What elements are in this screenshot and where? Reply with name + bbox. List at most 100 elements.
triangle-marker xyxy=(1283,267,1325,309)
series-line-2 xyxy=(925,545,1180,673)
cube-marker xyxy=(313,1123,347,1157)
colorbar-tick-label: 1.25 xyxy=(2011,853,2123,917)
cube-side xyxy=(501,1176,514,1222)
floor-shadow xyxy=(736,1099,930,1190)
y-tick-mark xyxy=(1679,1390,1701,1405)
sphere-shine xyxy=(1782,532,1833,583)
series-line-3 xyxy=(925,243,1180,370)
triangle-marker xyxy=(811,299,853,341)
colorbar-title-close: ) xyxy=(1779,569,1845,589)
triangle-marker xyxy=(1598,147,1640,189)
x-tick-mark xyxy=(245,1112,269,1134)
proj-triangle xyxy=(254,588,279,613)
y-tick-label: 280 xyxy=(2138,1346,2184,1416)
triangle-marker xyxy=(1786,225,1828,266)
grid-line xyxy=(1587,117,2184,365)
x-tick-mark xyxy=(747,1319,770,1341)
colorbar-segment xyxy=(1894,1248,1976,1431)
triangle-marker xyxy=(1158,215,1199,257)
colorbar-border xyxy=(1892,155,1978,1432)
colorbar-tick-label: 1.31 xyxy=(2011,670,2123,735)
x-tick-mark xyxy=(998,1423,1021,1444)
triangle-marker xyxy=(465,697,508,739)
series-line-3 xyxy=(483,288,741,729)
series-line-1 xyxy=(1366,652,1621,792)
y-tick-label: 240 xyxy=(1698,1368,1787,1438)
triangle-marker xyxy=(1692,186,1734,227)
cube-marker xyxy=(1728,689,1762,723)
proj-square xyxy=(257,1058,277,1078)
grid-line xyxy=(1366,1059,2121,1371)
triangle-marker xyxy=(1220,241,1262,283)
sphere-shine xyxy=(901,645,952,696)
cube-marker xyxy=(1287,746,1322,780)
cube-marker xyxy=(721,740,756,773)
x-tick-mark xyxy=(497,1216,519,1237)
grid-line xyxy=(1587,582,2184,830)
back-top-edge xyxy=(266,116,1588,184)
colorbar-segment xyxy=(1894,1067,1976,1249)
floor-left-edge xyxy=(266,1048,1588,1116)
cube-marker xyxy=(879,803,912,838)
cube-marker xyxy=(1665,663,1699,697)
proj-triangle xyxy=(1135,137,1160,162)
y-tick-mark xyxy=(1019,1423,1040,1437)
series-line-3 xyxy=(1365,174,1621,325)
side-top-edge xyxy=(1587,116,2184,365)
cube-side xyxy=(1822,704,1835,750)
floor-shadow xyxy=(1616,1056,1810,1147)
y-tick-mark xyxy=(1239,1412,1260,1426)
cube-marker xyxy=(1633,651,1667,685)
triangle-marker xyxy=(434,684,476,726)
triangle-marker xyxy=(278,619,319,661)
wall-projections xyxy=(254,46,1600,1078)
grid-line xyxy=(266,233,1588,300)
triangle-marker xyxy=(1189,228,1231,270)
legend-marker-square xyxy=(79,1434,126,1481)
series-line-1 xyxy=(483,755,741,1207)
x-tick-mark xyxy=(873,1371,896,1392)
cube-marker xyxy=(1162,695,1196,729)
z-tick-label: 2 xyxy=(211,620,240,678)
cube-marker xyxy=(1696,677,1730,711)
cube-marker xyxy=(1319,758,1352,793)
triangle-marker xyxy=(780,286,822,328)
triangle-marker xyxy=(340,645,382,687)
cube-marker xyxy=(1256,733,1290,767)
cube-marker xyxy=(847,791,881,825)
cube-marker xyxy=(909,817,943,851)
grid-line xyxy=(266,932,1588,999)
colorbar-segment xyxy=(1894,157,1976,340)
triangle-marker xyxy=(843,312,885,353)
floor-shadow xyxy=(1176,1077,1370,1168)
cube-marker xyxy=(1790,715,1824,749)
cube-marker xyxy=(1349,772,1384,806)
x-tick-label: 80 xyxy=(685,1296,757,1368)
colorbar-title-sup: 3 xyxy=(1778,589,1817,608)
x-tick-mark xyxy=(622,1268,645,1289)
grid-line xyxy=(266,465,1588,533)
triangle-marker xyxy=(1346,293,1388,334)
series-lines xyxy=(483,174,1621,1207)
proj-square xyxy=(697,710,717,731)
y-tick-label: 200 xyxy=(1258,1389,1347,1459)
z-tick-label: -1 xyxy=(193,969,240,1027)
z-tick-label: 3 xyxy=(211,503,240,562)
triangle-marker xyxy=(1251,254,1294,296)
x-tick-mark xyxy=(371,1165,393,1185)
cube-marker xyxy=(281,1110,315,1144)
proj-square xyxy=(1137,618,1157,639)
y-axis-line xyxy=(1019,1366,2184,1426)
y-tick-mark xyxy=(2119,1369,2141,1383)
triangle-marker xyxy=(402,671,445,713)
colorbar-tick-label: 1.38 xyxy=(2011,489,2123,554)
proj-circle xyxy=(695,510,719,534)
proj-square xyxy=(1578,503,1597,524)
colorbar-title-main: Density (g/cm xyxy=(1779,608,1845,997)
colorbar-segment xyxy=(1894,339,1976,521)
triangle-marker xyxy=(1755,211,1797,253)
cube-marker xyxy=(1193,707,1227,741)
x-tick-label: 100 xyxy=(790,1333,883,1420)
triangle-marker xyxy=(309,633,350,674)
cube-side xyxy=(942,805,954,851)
============
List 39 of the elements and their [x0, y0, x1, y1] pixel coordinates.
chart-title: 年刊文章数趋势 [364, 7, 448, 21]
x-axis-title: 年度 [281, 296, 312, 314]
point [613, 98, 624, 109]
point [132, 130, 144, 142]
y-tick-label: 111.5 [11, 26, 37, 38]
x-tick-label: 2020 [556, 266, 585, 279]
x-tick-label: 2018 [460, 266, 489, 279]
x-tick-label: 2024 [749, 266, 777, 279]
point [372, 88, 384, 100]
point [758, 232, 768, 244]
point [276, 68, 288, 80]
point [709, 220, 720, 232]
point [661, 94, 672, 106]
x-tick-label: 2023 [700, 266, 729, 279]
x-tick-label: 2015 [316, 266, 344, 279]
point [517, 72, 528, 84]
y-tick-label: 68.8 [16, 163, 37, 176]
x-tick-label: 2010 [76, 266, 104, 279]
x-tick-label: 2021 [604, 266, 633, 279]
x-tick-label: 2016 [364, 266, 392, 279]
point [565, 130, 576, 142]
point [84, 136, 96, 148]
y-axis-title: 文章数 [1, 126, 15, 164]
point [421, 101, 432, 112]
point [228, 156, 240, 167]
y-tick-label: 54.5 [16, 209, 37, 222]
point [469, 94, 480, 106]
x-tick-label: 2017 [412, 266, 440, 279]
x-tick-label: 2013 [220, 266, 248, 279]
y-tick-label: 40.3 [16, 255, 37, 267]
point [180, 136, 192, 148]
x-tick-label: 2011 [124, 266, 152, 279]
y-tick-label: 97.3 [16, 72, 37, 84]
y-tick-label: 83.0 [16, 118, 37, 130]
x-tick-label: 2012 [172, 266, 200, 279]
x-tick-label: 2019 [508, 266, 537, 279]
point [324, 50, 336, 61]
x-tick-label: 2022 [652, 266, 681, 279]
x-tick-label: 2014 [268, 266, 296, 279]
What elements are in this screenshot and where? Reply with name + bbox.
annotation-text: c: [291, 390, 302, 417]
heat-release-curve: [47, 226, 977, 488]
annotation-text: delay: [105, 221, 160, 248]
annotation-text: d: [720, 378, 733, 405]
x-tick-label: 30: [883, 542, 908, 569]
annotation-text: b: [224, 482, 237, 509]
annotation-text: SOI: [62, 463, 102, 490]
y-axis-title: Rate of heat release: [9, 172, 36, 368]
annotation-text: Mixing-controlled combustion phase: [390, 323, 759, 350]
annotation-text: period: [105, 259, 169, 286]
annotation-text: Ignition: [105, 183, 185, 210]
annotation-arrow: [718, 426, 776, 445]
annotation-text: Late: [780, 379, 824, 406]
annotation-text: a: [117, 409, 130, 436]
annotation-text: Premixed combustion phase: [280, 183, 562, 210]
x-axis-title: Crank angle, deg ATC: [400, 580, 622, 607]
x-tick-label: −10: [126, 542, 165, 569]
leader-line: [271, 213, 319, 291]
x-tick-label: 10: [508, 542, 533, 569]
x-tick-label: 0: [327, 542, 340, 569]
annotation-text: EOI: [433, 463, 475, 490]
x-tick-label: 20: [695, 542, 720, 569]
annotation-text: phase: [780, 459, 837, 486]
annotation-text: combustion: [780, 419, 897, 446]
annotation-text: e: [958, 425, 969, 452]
============
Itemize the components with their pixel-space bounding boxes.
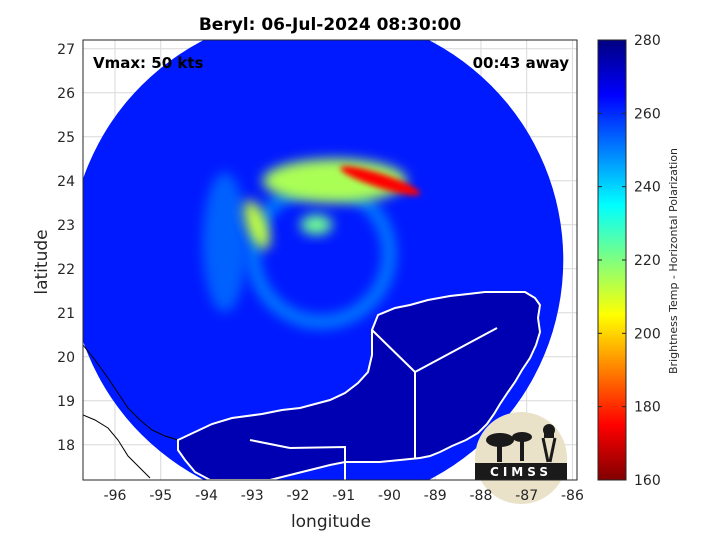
============
*Problem*
Filter the data above down to the lines that contain the string "Reply". Case counts, so uppercase and lowercase don't match each other.

*Answer to the task*
What elements are in this screenshot and where? Reply with name + bbox. List at most 100 elements.
What elements are in this screenshot and where? Reply with name + bbox.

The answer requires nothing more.